=== Records for the task ===
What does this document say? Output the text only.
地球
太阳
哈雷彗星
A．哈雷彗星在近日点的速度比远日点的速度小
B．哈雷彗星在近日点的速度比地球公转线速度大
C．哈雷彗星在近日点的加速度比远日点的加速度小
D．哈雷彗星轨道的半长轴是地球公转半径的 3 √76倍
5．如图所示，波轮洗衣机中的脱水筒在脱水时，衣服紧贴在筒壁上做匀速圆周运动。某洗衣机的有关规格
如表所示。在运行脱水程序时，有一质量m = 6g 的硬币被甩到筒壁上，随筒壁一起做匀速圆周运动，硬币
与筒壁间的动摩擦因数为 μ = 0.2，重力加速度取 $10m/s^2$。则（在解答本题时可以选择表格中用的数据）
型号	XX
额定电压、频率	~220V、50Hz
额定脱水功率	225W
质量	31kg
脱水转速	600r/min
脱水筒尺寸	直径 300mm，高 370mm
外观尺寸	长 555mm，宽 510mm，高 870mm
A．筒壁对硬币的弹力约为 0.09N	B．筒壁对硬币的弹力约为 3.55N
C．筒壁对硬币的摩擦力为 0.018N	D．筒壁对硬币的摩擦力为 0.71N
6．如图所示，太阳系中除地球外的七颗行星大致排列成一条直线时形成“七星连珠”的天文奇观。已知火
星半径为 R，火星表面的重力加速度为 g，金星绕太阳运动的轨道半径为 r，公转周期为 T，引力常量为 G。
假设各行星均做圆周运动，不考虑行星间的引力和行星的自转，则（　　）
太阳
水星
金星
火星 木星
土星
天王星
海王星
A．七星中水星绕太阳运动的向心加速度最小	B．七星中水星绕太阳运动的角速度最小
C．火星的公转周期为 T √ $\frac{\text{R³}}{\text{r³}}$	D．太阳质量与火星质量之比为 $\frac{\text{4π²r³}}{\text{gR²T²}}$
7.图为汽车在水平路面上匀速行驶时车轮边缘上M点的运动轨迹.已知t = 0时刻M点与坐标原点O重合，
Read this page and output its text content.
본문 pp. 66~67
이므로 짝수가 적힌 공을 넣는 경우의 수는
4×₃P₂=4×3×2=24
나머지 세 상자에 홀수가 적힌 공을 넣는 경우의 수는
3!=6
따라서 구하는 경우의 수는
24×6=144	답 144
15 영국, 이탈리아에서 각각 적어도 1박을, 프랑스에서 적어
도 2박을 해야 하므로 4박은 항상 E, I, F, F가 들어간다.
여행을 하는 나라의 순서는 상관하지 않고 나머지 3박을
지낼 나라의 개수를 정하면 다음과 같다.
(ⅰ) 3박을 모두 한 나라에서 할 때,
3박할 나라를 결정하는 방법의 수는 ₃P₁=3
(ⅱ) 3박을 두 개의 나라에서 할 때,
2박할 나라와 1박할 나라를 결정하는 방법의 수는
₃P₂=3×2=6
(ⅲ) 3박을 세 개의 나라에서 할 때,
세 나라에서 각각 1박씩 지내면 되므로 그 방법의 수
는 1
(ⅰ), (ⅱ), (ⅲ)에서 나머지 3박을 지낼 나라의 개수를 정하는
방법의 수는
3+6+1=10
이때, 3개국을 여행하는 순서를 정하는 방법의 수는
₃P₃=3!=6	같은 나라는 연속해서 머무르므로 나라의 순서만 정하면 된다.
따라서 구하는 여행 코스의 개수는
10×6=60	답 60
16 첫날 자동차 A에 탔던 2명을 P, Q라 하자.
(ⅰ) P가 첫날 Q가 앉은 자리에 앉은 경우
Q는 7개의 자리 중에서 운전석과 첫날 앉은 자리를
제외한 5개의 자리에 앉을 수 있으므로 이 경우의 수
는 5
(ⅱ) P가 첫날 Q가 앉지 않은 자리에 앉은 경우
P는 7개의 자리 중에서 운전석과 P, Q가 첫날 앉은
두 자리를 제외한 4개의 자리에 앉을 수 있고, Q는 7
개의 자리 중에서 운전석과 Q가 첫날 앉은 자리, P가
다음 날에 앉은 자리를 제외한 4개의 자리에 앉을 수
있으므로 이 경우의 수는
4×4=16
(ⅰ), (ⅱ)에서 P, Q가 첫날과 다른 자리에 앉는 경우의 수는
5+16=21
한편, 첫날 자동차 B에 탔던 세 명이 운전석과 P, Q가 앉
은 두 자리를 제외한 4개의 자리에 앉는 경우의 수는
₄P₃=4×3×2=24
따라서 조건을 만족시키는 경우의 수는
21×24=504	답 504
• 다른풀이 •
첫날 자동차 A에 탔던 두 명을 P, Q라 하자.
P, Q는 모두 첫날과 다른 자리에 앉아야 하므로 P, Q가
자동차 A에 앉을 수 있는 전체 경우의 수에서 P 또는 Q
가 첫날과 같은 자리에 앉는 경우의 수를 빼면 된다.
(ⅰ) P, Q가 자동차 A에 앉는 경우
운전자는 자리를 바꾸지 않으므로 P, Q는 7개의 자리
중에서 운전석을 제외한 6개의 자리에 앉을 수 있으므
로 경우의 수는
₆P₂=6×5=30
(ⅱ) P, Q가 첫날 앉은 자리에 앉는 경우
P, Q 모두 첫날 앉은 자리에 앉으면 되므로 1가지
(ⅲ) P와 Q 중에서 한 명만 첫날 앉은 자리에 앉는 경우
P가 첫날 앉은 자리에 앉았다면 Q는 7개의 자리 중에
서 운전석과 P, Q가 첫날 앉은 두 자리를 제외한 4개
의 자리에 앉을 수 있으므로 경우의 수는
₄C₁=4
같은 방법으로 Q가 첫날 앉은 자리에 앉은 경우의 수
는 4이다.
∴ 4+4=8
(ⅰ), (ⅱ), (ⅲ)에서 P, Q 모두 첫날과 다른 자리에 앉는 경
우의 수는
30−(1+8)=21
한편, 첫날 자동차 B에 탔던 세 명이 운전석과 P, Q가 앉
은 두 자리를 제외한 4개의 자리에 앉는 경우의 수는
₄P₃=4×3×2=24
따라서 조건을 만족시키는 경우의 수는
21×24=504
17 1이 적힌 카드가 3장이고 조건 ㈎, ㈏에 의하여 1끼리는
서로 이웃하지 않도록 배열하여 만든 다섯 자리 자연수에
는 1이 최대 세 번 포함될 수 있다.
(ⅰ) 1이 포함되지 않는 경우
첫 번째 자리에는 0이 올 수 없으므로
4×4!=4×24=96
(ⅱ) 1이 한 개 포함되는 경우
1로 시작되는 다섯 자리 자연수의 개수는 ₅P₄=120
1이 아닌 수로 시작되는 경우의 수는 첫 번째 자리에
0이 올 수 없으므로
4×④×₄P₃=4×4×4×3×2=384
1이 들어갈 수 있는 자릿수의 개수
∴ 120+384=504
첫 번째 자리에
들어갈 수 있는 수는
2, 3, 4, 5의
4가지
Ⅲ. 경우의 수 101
===
Work to complete: Identify every line above that includes the word "있으므로", and show those lines.

Expected answer:
제외한 5개의 자리에 앉을 수 있으므로 이 경우의 수
있으므로 이 경우의 수는
의 자리에 앉을 수 있으므로 경우의 수는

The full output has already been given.